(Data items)
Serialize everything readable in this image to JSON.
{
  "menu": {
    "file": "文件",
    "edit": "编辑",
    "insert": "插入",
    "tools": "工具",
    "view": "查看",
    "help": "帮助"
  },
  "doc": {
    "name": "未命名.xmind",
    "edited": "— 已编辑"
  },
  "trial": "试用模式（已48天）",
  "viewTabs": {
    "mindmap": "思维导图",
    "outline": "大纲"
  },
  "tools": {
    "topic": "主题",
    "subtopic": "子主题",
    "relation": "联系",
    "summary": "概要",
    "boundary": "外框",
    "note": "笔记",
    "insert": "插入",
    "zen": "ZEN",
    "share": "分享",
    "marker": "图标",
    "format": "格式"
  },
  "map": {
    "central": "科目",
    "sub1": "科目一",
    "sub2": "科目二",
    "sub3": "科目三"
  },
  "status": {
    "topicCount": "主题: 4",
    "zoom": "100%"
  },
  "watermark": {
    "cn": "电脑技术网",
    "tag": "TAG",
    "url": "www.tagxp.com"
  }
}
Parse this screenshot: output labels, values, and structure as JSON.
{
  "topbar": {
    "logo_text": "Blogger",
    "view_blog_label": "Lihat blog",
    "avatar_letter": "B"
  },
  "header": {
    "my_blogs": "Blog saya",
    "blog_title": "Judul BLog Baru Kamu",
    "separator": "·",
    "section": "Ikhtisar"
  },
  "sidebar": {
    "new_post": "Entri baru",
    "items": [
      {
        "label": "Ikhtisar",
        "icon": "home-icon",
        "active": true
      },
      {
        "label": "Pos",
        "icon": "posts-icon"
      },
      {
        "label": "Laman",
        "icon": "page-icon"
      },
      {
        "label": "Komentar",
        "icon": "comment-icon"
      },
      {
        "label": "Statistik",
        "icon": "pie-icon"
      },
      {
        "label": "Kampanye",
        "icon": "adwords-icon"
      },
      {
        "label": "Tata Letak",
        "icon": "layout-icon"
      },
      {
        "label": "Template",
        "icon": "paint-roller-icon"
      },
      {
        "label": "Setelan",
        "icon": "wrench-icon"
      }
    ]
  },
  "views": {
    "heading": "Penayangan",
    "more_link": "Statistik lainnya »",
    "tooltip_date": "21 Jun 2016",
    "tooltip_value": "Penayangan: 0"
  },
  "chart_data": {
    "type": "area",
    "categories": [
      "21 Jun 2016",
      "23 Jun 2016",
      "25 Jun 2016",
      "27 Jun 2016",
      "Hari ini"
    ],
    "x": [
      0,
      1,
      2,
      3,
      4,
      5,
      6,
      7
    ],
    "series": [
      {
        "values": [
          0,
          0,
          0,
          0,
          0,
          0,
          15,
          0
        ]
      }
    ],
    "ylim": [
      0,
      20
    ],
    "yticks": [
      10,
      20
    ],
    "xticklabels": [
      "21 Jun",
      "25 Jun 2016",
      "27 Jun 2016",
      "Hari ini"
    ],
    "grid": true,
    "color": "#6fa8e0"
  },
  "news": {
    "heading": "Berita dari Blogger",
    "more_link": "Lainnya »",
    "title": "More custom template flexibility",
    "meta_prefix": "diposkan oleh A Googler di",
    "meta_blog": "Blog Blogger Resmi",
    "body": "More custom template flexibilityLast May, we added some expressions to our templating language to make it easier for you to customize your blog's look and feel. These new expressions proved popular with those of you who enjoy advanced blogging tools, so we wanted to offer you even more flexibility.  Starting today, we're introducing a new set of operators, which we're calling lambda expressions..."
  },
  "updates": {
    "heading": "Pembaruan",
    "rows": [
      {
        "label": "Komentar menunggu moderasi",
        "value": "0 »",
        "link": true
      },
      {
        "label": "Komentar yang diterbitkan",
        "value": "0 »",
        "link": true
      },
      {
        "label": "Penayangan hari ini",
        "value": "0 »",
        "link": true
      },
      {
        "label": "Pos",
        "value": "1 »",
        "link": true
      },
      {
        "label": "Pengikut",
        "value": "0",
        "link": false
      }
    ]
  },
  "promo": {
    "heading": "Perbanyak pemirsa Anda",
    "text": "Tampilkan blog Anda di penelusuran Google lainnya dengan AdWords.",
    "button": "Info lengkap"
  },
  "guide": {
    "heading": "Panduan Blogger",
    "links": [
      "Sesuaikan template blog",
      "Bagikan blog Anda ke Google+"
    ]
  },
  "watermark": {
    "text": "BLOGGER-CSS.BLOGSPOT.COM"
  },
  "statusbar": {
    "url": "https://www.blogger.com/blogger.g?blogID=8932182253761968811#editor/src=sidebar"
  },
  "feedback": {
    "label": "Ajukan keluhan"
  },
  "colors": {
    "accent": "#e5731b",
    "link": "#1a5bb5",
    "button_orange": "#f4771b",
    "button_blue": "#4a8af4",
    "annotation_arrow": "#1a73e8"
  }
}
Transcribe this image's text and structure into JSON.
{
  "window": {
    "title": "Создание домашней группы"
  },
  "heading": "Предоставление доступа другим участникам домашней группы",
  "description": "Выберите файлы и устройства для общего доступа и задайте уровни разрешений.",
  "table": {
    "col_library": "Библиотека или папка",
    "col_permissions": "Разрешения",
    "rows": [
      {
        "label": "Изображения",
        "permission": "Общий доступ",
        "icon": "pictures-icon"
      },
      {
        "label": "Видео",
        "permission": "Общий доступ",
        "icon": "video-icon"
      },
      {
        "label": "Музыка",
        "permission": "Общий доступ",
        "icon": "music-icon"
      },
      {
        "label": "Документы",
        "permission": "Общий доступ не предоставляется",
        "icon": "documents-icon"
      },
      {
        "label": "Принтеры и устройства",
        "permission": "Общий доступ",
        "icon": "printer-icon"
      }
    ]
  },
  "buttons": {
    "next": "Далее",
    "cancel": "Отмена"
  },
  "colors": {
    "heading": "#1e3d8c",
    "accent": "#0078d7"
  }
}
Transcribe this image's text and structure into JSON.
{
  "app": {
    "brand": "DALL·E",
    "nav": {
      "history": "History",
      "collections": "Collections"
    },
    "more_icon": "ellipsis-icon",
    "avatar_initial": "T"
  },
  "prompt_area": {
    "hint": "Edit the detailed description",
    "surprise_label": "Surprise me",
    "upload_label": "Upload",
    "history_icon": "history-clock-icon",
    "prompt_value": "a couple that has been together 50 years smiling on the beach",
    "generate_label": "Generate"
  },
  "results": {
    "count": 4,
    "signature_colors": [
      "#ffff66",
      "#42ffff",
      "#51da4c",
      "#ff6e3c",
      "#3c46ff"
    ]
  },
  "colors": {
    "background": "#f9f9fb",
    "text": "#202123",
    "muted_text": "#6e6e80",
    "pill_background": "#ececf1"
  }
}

### The task
Word for word, write out all of the data above.

### Solution to this problem
Serialize everything readable in this image to JSON.
{
  "menu": {
    "file": "文件",
    "edit": "编辑",
    "insert": "插入",
    "tools": "工具",
    "view": "查看",
    "help": "帮助"
  },
  "doc": {
    "name": "未命名.xmind",
    "edited": "— 已编辑"
  },
  "trial": "试用模式（已48天）",
  "viewTabs": {
    "mindmap": "思维导图",
    "outline": "大纲"
  },
  "tools": {
    "topic": "主题",
    "subtopic": "子主题",
    "relation": "联系",
    "summary": "概要",
    "boundary": "外框",
    "note": "笔记",
    "insert": "插入",
    "zen": "ZEN",
    "share": "分享",
    "marker": "图标",
    "format": "格式"
  },
  "map": {
    "central": "科目",
    "sub1": "科目一",
    "sub2": "科目二",
    "sub3": "科目三"
  },
  "status": {
    "topicCount": "主题: 4",
    "zoom": "100%"
  },
  "watermark": {
    "cn": "电脑技术网",
    "tag": "TAG",
    "url": "www.tagxp.com"
  }
}
Parse this screenshot: output labels, values, and structure as JSON.
{
  "topbar": {
    "logo_text": "Blogger",
    "view_blog_label": "Lihat blog",
    "avatar_letter": "B"
  },
  "header": {
    "my_blogs": "Blog saya",
    "blog_title": "Judul BLog Baru Kamu",
    "separator": "·",
    "section": "Ikhtisar"
  },
  "sidebar": {
    "new_post": "Entri baru",
    "items": [
      {
        "label": "Ikhtisar",
        "icon": "home-icon",
        "active": true
      },
      {
        "label": "Pos",
        "icon": "posts-icon"
      },
      {
        "label": "Laman",
        "icon": "page-icon"
      },
      {
        "label": "Komentar",
        "icon": "comment-icon"
      },
      {
        "label": "Statistik",
        "icon": "pie-icon"
      },
      {
        "label": "Kampanye",
        "icon": "adwords-icon"
      },
      {
        "label": "Tata Letak",
        "icon": "layout-icon"
      },
      {
        "label": "Template",
        "icon": "paint-roller-icon"
      },
      {
        "label": "Setelan",
        "icon": "wrench-icon"
      }
    ]
  },
  "views": {
    "heading": "Penayangan",
    "more_link": "Statistik lainnya »",
    "tooltip_date": "21 Jun 2016",
    "tooltip_value": "Penayangan: 0"
  },
  "chart_data": {
    "type": "area",
    "categories": [
      "21 Jun 2016",
      "23 Jun 2016",
      "25 Jun 2016",
      "27 Jun 2016",
      "Hari ini"
    ],
    "x": [
      0,
      1,
      2,
      3,
      4,
      5,
      6,
      7
    ],
    "series": [
      {
        "values": [
          0,
          0,
          0,
          0,
          0,
          0,
          15,
          0
        ]
      }
    ],
    "ylim": [
      0,
      20
    ],
    "yticks": [
      10,
      20
    ],
    "xticklabels": [
      "21 Jun",
      "25 Jun 2016",
      "27 Jun 2016",
      "Hari ini"
    ],
    "grid": true,
    "color": "#6fa8e0"
  },
  "news": {
    "heading": "Berita dari Blogger",
    "more_link": "Lainnya »",
    "title": "More custom template flexibility",
    "meta_prefix": "diposkan oleh A Googler di",
    "meta_blog": "Blog Blogger Resmi",
    "body": "More custom template flexibilityLast May, we added some expressions to our templating language to make it easier for you to customize your blog's look and feel. These new expressions proved popular with those of you who enjoy advanced blogging tools, so we wanted to offer you even more flexibility.  Starting today, we're introducing a new set of operators, which we're calling lambda expressions..."
  },
  "updates": {
    "heading": "Pembaruan",
    "rows": [
      {
        "label": "Komentar menunggu moderasi",
        "value": "0 »",
        "link": true
      },
      {
        "label": "Komentar yang diterbitkan",
        "value": "0 »",
        "link": true
      },
      {
        "label": "Penayangan hari ini",
        "value": "0 »",
        "link": true
      },
      {
        "label": "Pos",
        "value": "1 »",
        "link": true
      },
      {
        "label": "Pengikut",
        "value": "0",
        "link": false
      }
    ]
  },
  "promo": {
    "heading": "Perbanyak pemirsa Anda",
    "text": "Tampilkan blog Anda di penelusuran Google lainnya dengan AdWords.",
    "button": "Info lengkap"
  },
  "guide": {
    "heading": "Panduan Blogger",
    "links": [
      "Sesuaikan template blog",
      "Bagikan blog Anda ke Google+"
    ]
  },
  "watermark": {
    "text": "BLOGGER-CSS.BLOGSPOT.COM"
  },
  "statusbar": {
    "url": "https://www.blogger.com/blogger.g?blogID=8932182253761968811#editor/src=sidebar"
  },
  "feedback": {
    "label": "Ajukan keluhan"
  },
  "colors": {
    "accent": "#e5731b",
    "link": "#1a5bb5",
    "button_orange": "#f4771b",
    "button_blue": "#4a8af4",
    "annotation_arrow": "#1a73e8"
  }
}
Transcribe this image's text and structure into JSON.
{
  "window": {
    "title": "Создание домашней группы"
  },
  "heading": "Предоставление доступа другим участникам домашней группы",
  "description": "Выберите файлы и устройства для общего доступа и задайте уровни разрешений.",
  "table": {
    "col_library": "Библиотека или папка",
    "col_permissions": "Разрешения",
    "rows": [
      {
        "label": "Изображения",
        "permission": "Общий доступ",
        "icon": "pictures-icon"
      },
      {
        "label": "Видео",
        "permission": "Общий доступ",
        "icon": "video-icon"
      },
      {
        "label": "Музыка",
        "permission": "Общий доступ",
        "icon": "music-icon"
      },
      {
        "label": "Документы",
        "permission": "Общий доступ не предоставляется",
        "icon": "documents-icon"
      },
      {
        "label": "Принтеры и устройства",
        "permission": "Общий доступ",
        "icon": "printer-icon"
      }
    ]
  },
  "buttons": {
    "next": "Далее",
    "cancel": "Отмена"
  },
  "colors": {
    "heading": "#1e3d8c",
    "accent": "#0078d7"
  }
}
Transcribe this image's text and structure into JSON.
{
  "app": {
    "brand": "DALL·E",
    "nav": {
      "history": "History",
      "collections": "Collections"
    },
    "more_icon": "ellipsis-icon",
    "avatar_initial": "T"
  },
  "prompt_area": {
    "hint": "Edit the detailed description",
    "surprise_label": "Surprise me",
    "upload_label": "Upload",
    "history_icon": "history-clock-icon",
    "prompt_value": "a couple that has been together 50 years smiling on the beach",
    "generate_label": "Generate"
  },
  "results": {
    "count": 4,
    "signature_colors": [
      "#ffff66",
      "#42ffff",
      "#51da4c",
      "#ff6e3c",
      "#3c46ff"
    ]
  },
  "colors": {
    "background": "#f9f9fb",
    "text": "#202123",
    "muted_text": "#6e6e80",
    "pill_background": "#ececf1"
  }
}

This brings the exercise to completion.